**Yapılacak İş**
Aşağıdaki Uyuşmazlık Mahkemesi kararından bir bölümü harfi harfine aktarın. Aktarıma "UYUŞMAZLIK MAHKEMESİ" ifadesinin yer aldığı kısımdan başlayın ve "REDDİ  gerektiği  hk." ifadesinden sonra bitirin.

--- Sağlanan Metin ---

T.C.

UYUŞMAZLIK MAHKEMESİ

          HUKUK BÖLÜMÜ

          ESAS NO    : 2014 / 882

          KARAR NO : 2014 / 881

          KARAR TR  : 22.9.2014

ÖZET : 2247 sayılı Yasa’nın 14. maddesinde öngörülen koşulları taşımayan BAŞVURUNUN,  aynı Yasanın 27. maddesi uyarınca  REDDİ  gerektiği  hk.

 

           

 

K  A  R  A  R

 

            Davacı           : R.T.

Vekili             : Av. M.C.A. & Av. M.A.Ö.,

  Av.M.O.

Davalı            : Siirt Belediye Başkanlığı

Vekili             : Av.İ.A.

--- Sağlanan Veriler ---

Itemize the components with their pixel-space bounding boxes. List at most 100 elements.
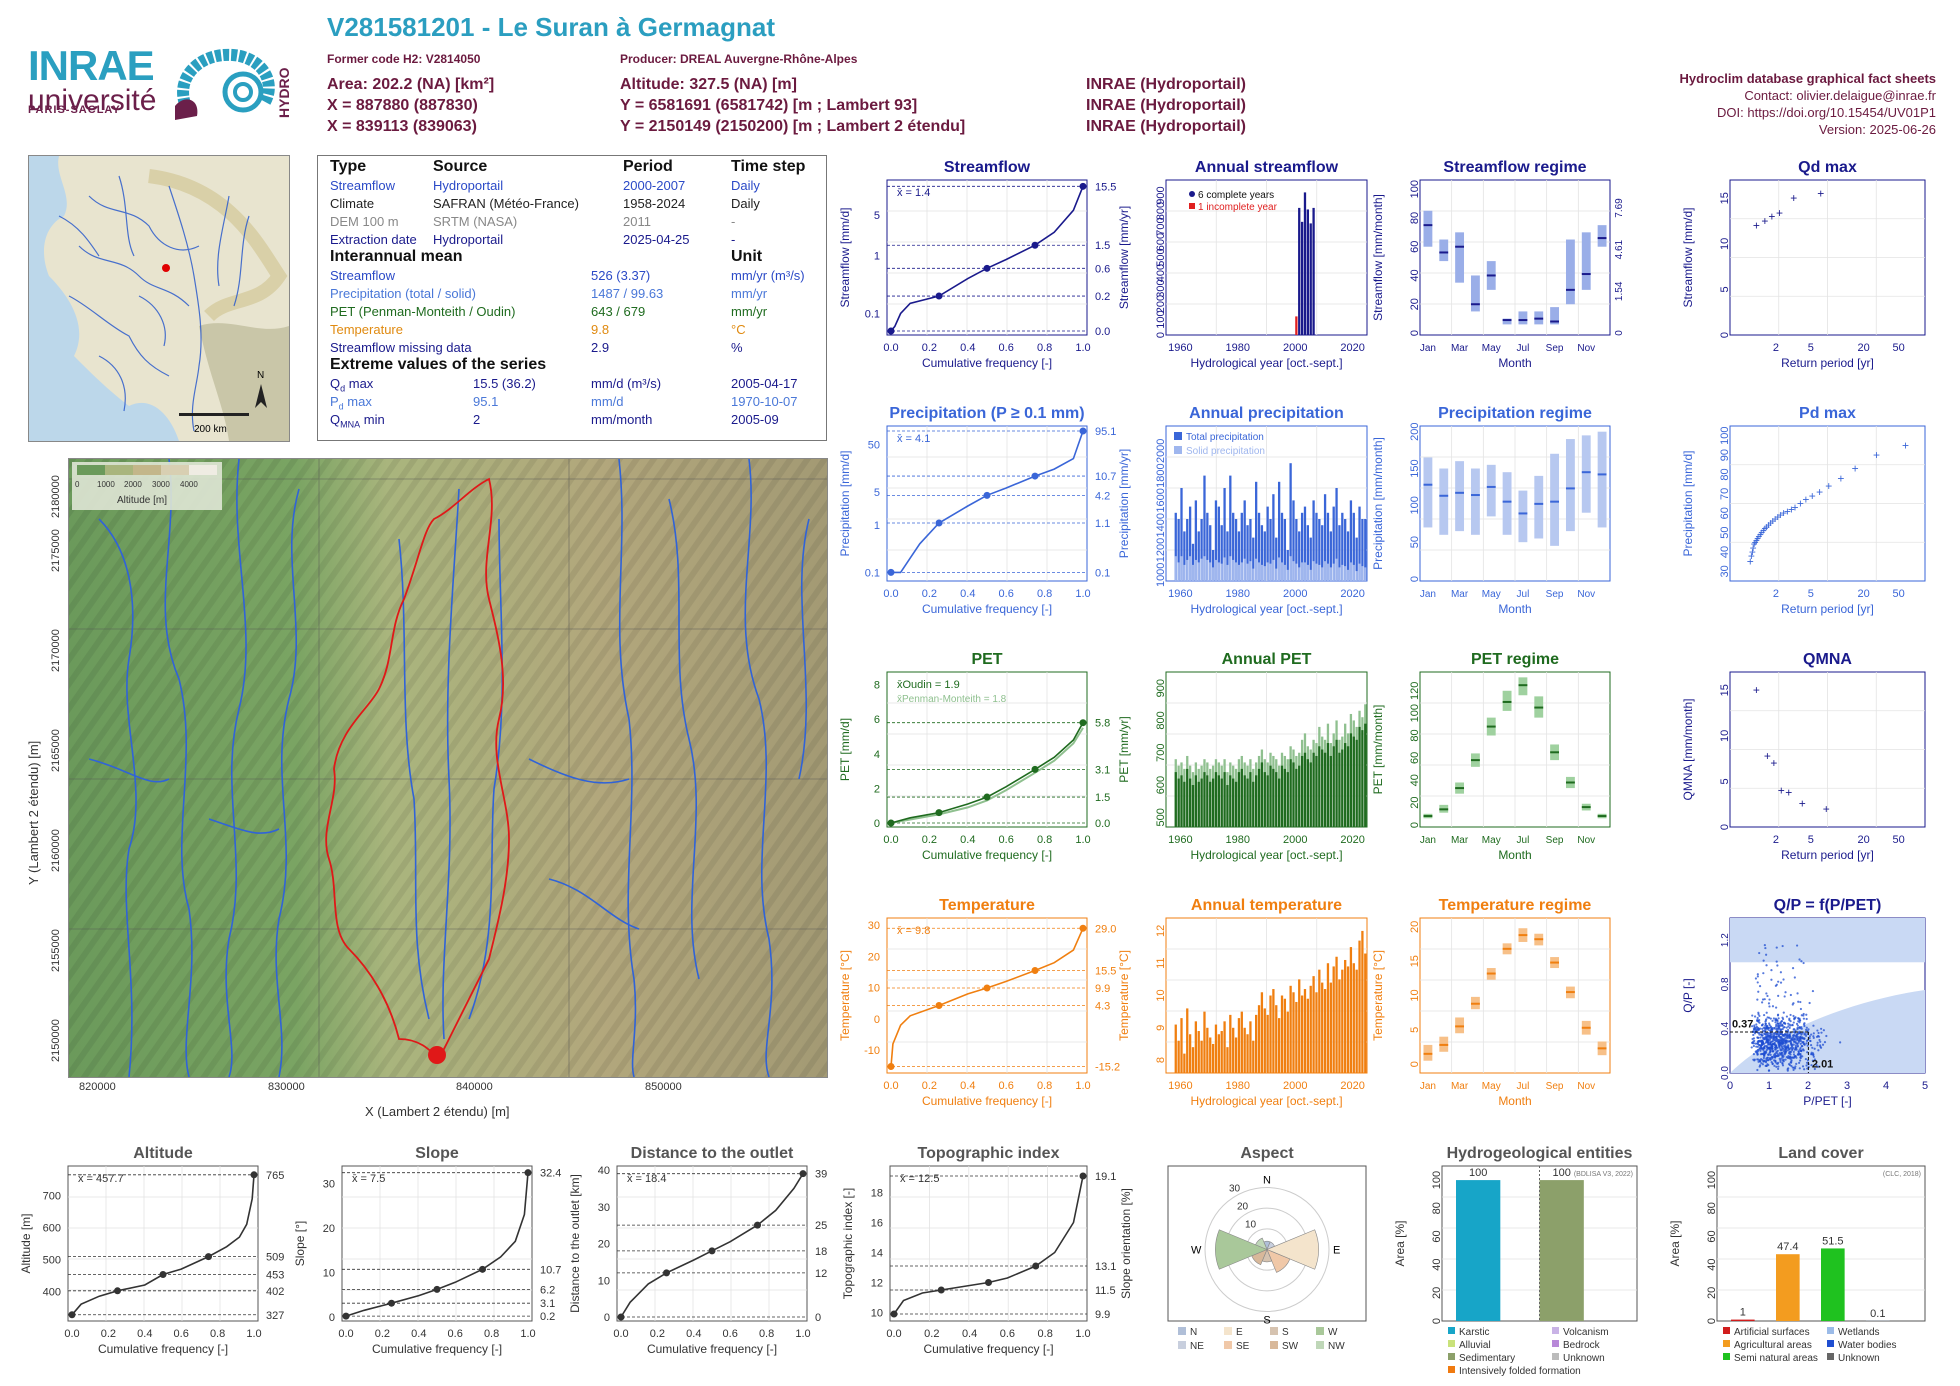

---

**Yanıt**
UYUŞMAZLIK MAHKEMESİ

          HUKUK BÖLÜMÜ

          ESAS NO    : 2014 / 882

          KARAR NO : 2014 / 881

          KARAR TR  : 22.9.2014

ÖZET : 2247 sayılı Yasa’nın 14. maddesinde öngörülen koşulları taşımayan BAŞVURUNUN,  aynı Yasanın 27. maddesi uyarınca  REDDİ  gerektiği  hk.